Given exercise:
Tally the lines in the following entries that include the word "data"; state only the total.

Material:
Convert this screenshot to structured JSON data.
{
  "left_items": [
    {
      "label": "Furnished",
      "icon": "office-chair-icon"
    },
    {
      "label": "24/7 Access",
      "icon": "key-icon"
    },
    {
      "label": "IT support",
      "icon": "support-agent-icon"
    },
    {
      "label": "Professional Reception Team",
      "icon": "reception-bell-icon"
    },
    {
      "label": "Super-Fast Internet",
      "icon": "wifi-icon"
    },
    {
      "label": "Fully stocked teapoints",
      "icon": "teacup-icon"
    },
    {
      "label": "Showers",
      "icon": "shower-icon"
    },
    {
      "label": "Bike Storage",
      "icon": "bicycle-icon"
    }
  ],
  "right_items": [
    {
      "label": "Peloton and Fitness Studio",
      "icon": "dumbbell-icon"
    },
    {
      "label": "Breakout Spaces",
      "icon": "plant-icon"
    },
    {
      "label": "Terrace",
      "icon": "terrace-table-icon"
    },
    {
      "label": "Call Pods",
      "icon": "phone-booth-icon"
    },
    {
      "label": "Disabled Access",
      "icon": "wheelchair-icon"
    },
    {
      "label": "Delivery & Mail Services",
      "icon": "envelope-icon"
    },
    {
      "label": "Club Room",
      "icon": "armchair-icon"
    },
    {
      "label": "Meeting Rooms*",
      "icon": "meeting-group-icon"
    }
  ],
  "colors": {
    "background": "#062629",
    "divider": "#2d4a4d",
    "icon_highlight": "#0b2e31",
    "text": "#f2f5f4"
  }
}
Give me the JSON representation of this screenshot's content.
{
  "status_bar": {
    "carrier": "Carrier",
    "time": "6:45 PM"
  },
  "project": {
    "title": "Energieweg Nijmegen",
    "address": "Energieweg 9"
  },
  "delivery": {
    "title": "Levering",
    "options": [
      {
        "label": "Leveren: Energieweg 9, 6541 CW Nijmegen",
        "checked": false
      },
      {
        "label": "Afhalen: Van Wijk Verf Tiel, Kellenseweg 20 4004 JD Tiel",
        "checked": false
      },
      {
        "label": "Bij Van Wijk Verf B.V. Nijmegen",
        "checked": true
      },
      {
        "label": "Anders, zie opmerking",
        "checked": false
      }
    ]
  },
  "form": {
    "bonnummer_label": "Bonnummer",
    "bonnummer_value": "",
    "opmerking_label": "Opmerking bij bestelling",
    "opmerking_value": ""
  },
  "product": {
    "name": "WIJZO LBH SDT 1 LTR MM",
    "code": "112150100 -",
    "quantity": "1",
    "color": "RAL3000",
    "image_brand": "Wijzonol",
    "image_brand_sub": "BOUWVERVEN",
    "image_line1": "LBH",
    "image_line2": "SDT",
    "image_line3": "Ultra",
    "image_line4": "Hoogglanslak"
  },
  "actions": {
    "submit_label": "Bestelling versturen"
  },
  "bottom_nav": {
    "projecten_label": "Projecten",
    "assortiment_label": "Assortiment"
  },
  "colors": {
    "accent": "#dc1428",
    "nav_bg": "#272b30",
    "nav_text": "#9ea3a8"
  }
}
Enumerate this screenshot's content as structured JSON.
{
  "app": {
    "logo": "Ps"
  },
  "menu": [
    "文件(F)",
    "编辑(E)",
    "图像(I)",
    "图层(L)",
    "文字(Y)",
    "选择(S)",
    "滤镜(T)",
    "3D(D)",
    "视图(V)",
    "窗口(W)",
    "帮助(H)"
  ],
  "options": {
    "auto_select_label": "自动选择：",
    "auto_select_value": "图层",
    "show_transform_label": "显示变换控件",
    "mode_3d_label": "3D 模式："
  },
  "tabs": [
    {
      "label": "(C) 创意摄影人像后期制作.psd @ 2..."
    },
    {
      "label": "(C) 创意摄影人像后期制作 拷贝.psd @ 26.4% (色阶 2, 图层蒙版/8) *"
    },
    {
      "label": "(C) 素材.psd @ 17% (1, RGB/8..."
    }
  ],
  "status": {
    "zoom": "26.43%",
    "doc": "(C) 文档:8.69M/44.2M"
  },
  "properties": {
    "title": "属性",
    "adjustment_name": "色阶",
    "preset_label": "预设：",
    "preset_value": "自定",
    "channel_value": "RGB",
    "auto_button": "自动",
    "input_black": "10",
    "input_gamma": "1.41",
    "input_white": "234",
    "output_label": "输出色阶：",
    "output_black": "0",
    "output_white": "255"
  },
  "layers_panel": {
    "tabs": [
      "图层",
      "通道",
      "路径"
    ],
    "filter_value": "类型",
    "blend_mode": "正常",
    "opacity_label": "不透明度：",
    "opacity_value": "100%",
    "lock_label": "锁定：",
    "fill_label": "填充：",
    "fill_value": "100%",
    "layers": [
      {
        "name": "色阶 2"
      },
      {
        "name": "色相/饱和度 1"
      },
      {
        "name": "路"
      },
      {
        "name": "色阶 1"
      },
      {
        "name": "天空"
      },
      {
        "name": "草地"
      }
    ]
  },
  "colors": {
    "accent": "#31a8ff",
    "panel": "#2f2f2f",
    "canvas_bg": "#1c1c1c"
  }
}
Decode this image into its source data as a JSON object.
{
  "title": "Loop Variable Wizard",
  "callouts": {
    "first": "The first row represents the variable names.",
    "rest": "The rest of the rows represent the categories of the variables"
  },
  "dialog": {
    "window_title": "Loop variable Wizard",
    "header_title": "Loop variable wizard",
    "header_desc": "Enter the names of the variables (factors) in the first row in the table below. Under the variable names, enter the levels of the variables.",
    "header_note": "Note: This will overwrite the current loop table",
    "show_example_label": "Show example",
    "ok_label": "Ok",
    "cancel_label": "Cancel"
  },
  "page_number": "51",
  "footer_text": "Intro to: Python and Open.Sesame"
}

Exercise answer:
2